### TEXT SHOWN
⟨

Last updated 2 years ago
Raising and managing DAO funds in an accountable way is best done with smart contracts but that requires Plutus engineering expertise.
A reusable module and SDK for bonding curves enable DApp developers to implement DAO treasury management and fair disbursements.
This is the total amount allocated to DAO Treasury Building Blocks.
DApp developers working on DAO tools need to move fast and test their market, iterating quickly on designs and approaches. These DAO DApps often require market mechanisms that help fund the DAO, manage the funds, and incentivise community activity. The best, most transparent, and accountable way of doing this is to use smart contracts to manage our collective funds (treasuries).
However, developing robust, scalable, modular and composable Plutus Smart Contracts requires formal analysis, design and engineering across many disciplines, including software engineering, finance, economics, and complexity science. Many DAO Tooling and DApp development teams lack these skills. Those that do have the skills are forced to direct resources away from working on their core projects.

⟩

### EXERCISE SET
1 > Can you reproduce the DAO treasury text above in full, word for word?
2 > Could you render every line of the records as a JSON list of strings, one string per line, skipping blank lines and leaving out the pictures?
The records have no connection to the DAO treasury text.

### RECORD SET
⟨

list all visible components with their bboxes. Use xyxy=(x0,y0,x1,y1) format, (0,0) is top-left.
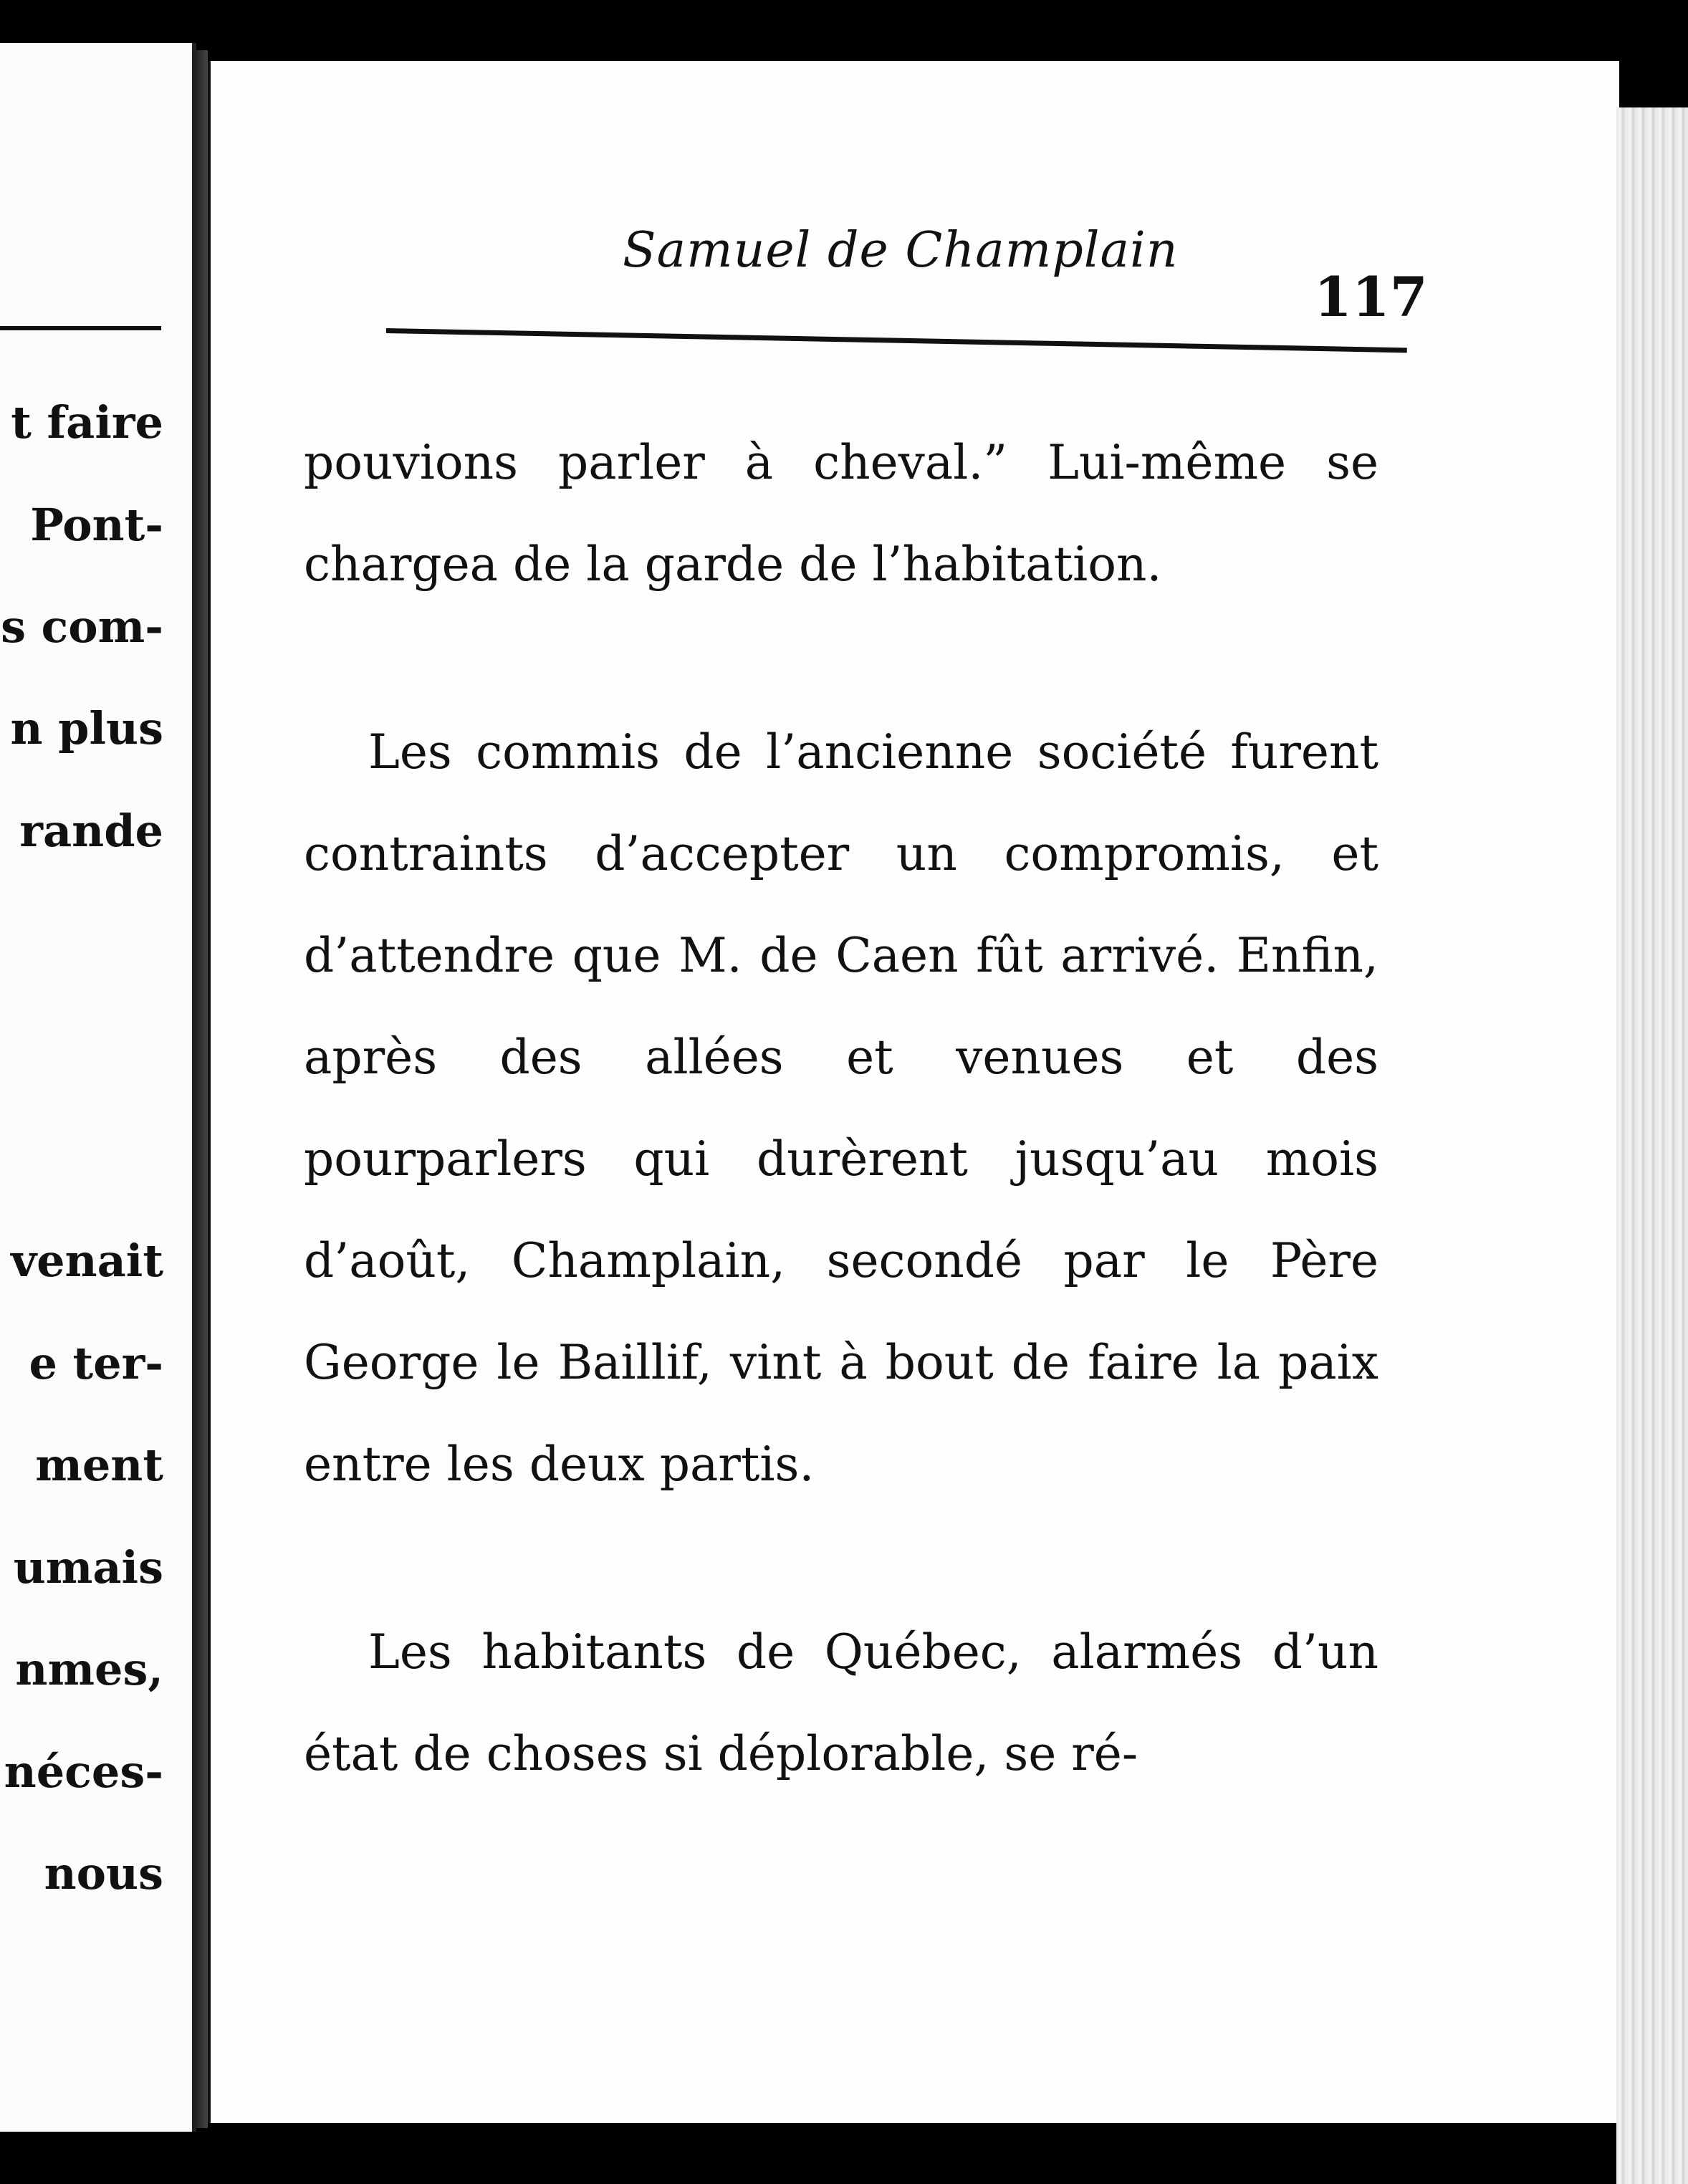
left-page-line: nous xyxy=(44,1847,163,1900)
left-page-line: rande xyxy=(19,805,163,857)
book-gutter xyxy=(192,50,208,2128)
book-fore-edge xyxy=(1616,107,1688,2184)
left-page-line: umais xyxy=(13,1541,163,1594)
page-number: 117 xyxy=(1314,265,1428,329)
left-page-line: néces- xyxy=(4,1745,163,1798)
left-page xyxy=(0,43,196,2132)
paragraph: Les habitants de Québec, alarmés d’un état de choses si déplorable, se ré- xyxy=(304,1624,1378,1781)
left-page-line: t faire xyxy=(11,396,163,449)
left-page-line: venait xyxy=(11,1235,163,1287)
left-page-line: ment xyxy=(35,1439,163,1491)
left-page-line: s com- xyxy=(1,600,163,653)
body-text xyxy=(304,412,1378,1805)
left-page-line: Pont- xyxy=(30,499,163,551)
left-page-rule xyxy=(0,326,161,330)
header-rule xyxy=(386,328,1407,353)
right-page xyxy=(208,61,1619,2123)
left-page-line: nmes, xyxy=(15,1643,163,1695)
left-page-line: e ter- xyxy=(29,1337,163,1389)
running-head: Samuel de Champlain xyxy=(623,222,1179,279)
paragraph: Les commis de l’ancienne société furent contraints d’accepter un compromis, et d’attendre que M. de Caen fût arrivé. Enfin, après des allées et venues et des pourparlers qui durèrent jusqu’au mois d’août, Champlain, secondé par le Père George le Baillif, vint à bout de faire la paix entre les deux partis. xyxy=(304,724,1378,1492)
left-page-line: n plus xyxy=(10,702,163,755)
paragraph-continuation: pouvions parler à cheval.” Lui-même se chargea de la garde de l’habitation. xyxy=(304,435,1378,592)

⟩

### WRITTEN ANSWERS
1 >
Last updated 2 years ago
Raising and managing DAO funds in an accountable way is best done with smart contracts but that requires Plutus engineering expertise.
A reusable module and SDK for bonding curves enable DApp developers to implement DAO treasury management and fair disbursements.
This is the total amount allocated to DAO Treasury Building Blocks.
DApp developers working on DAO tools need to move fast and test their market, iterating quickly on designs and approaches. These DAO DApps often require market mechanisms that help fund the DAO, manage the funds, and incentivise community activity. The best, most transparent, and accountable way of doing this is to use smart contracts to manage our collective funds (treasuries).
However, developing robust, scalable, modular and composable Plutus Smart Contracts requires formal analysis, design and engineering across many disciplines, including software engineering, finance, economics, and complexity science. Many DAO Tooling and DApp development teams lack these skills. Those that do have the skills are forced to direct resources away from working on their core projects.

2 >
[
  "list all visible components with their bboxes. Use xyxy=(x0,y0,x1,y1) format, (0,0) is top-left.",
  "left-page-line: nous xyxy=(44,1847,163,1900)",
  "left-page-line: rande xyxy=(19,805,163,857)",
  "book-gutter xyxy=(192,50,208,2128)",
  "book-fore-edge xyxy=(1616,107,1688,2184)",
  "left-page-line: umais xyxy=(13,1541,163,1594)",
  "page-number: 117 xyxy=(1314,265,1428,329)",
  "left-page-line: néces- xyxy=(4,1745,163,1798)",
  "left-page xyxy=(0,43,196,2132)",
  "paragraph: Les habitants de Québec, alarmés d’un état de choses si déplorable, se ré- xyxy=(304,1624,1378,1781)",
  "left-page-line: t faire xyxy=(11,396,163,449)",
  "left-page-line: venait xyxy=(11,1235,163,1287)",
  "left-page-line: ment xyxy=(35,1439,163,1491)",
  "left-page-line: s com- xyxy=(1,600,163,653)",
  "body-text xyxy=(304,412,1378,1805)",
  "left-page-line: Pont- xyxy=(30,499,163,551)",
  "left-page-rule xyxy=(0,326,161,330)",
  "header-rule xyxy=(386,328,1407,353)",
  "right-page xyxy=(208,61,1619,2123)",
  "left-page-line: nmes, xyxy=(15,1643,163,1695)",
  "left-page-line: e ter- xyxy=(29,1337,163,1389)",
  "running-head: Samuel de Champlain xyxy=(623,222,1179,279)",
  "paragraph: Les commis de l’ancienne société furent contraints d’accepter un compromis, et d’attendre que M. de Caen fût arrivé. Enfin, après des allées et venues et des pourparlers qui durèrent jusqu’au mois d’août, Champlain, secondé par le Père George le Baillif, vint à bout de faire la paix entre les deux partis. xyxy=(304,724,1378,1492)",
  "left-page-line: n plus xyxy=(10,702,163,755)",
  "paragraph-continuation: pouvions parler à cheval.” Lui-même se chargea de la garde de l’habitation. xyxy=(304,435,1378,592)"
]